▸ **CONSIGNE DE TRAVAIL**
Dans l'article sur la déclaration de Doha, recopiez tout le passage depuis « L’administration Kagame, réaffirmant » jusqu'à « l’État du Qatar. », en substituant « le Rwanda » à « Kigali ».

▸ **EXTRAIT DU TEXTE**
L’administration Kagame, réaffirmant son engagement à contribuer à la paix durable et au développement économique dans la région des Grands Lacs, a salué la signature, samedi 19 juillet, à Doha, au Qatar, de la déclaration de principes entre le gouvernement congolais et l’AFC-M23. Pour Kigali, il s’agit d’une étape importante vers la conclusion d’un accord de paix global, avec la facilitation de l’État du Qatar.
Dans cette déclaration, le gouvernement congolais et l’AFC-M23 ont réitéré leur engagement en faveur d’un cessez-le-feu permanent, qui inclut l’interdiction notamment des attaques de toute nature; aériennes, terrestres, maritimes ou lacustres ainsi que tout acte de sabotage.
Réagissant à la signature de ce document, la diplomatie rwandaise a noté une « avancée « significative » vers un règlement pacifique du conflit dans l’est de la RDC, en s’attaquant aux causes profondes de l’instabilité et en œuvrant au rétablissement de la sécurité et de la stabilité dans la région.
« Le gouvernement du Rwanda apprécie le rôle crucial de médiation joué par l’État du Qatar, avec le soutien du gouvernement des États-Unis, s’appuyant sur les efforts de l’Union africaine, ainsi que sur les initiatives conjointes EAC/SADC, et ayant contribué à l’étape importante franchie aujourd’hui à Doha. Nous devons tous soutenir la poursuite de ce progrès jusqu’à son aboutissement. Le Rwanda réaffirme son engagement à contribuer à la paix durable et au développement économique dans la région des Grands Lacs », a déclaré le ministre rwandais des Affaires étrangères.
La déclaration de Doha comprend des engagements réciproques, ainsi qu’un cadre général pour le lancement de négociations sérieuses et constructives en vue de parvenir à un accord de paix global.
Les deux parties ont convenu de privilégier la voie du dialogue et de la négociation pour régler leurs différends, renonçant à l’usage de la force ou à toute rhétorique hostile, conformément au cadre conjoint EAC-SADC, tel qu’adopté par l’Union africaine.
Le Qatar a précisé que les discussions devraient se poursuivre au cours de prochaines étapes, avec une participation active des acteurs régionaux et internationaux, en vue de parvenir à un accord final et global consolidant la sécurité et la stabilité dans la région.

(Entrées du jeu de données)
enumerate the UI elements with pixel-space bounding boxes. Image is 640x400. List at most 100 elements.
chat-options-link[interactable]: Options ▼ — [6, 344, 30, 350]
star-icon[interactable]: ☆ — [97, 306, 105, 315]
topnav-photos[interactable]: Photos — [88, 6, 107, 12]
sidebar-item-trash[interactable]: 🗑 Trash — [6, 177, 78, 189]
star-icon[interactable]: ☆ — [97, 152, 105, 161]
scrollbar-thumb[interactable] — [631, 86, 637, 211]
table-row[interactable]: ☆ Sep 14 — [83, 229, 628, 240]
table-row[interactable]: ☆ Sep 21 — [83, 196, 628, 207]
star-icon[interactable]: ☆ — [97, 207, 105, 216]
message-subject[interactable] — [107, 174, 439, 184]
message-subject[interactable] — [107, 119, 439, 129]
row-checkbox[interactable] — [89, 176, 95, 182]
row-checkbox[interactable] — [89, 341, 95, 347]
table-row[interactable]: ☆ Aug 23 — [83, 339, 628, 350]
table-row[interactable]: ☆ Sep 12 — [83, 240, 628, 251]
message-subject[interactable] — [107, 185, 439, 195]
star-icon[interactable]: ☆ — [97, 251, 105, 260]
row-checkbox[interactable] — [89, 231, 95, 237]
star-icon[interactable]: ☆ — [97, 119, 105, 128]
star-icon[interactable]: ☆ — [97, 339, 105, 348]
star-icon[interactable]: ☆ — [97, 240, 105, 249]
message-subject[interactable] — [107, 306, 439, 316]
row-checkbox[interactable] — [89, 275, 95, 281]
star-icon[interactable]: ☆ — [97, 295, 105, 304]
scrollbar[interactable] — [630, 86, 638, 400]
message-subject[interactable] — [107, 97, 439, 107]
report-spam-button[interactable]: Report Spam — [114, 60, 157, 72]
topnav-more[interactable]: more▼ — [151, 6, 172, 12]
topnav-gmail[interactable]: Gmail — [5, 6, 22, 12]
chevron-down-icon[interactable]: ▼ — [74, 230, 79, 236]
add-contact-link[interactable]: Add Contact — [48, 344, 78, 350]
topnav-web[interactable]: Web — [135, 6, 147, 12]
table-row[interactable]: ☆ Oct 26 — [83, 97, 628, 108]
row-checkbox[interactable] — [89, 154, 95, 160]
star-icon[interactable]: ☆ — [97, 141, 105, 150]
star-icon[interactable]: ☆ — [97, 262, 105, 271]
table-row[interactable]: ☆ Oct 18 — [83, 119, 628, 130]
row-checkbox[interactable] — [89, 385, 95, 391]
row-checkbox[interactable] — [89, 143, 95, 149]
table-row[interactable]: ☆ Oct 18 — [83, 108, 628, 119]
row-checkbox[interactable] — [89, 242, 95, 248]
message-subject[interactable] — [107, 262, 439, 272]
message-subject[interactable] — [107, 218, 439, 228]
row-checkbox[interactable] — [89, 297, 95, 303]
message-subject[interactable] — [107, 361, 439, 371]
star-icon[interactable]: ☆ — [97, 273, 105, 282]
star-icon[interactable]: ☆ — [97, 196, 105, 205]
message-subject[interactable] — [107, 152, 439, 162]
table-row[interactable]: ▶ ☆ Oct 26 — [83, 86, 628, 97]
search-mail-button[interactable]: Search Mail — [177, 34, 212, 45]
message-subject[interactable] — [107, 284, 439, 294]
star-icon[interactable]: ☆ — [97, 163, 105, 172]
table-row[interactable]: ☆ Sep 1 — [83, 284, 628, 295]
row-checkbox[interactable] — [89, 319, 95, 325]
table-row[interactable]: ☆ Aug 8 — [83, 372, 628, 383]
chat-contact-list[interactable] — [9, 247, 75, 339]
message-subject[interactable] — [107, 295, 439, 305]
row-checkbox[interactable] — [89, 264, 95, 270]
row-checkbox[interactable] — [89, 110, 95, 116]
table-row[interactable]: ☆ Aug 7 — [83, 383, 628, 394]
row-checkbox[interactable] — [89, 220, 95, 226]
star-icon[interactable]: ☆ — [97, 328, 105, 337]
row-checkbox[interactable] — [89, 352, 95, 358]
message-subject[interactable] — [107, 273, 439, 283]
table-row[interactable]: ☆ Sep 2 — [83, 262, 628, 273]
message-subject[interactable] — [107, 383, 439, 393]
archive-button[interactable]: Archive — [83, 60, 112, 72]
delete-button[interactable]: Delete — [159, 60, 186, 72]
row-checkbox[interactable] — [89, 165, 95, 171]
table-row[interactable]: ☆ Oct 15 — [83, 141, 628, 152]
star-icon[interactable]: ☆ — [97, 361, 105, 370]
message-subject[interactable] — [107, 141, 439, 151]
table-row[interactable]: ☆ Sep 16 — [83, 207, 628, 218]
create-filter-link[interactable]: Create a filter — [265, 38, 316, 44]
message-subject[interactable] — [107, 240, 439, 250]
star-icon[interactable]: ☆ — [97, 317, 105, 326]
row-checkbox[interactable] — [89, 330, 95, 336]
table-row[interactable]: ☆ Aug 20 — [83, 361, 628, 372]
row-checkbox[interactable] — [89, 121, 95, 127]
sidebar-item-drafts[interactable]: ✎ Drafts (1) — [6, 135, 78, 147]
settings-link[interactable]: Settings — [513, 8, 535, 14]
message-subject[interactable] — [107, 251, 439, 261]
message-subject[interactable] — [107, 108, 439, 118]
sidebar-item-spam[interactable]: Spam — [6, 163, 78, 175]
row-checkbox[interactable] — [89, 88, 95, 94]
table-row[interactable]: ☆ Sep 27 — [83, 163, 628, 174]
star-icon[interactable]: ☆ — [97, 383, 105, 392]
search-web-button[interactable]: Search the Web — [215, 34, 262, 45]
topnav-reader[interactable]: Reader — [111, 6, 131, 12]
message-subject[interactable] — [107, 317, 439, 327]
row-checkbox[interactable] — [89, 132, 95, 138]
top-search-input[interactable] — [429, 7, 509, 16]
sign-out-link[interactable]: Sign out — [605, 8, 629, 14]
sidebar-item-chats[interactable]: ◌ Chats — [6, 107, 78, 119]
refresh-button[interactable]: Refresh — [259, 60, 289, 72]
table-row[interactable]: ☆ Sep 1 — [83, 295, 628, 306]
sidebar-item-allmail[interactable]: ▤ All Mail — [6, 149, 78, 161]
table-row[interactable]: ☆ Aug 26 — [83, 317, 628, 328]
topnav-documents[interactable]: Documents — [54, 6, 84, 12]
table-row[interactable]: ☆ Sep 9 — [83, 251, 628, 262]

▸ **CORRIGÉ DE L'EXERCICE**
L’administration Kagame, réaffirmant son engagement à contribuer à la paix durable et au développement économique dans la région des Grands Lacs, a salué la signature, samedi 19 juillet, à Doha, au Qatar, de la déclaration de principes entre le gouvernement congolais et l’AFC-M23. Pour le Rwanda, il s’agit d’une étape importante vers la conclusion d’un accord de paix global, avec la facilitation de l’État du Qatar.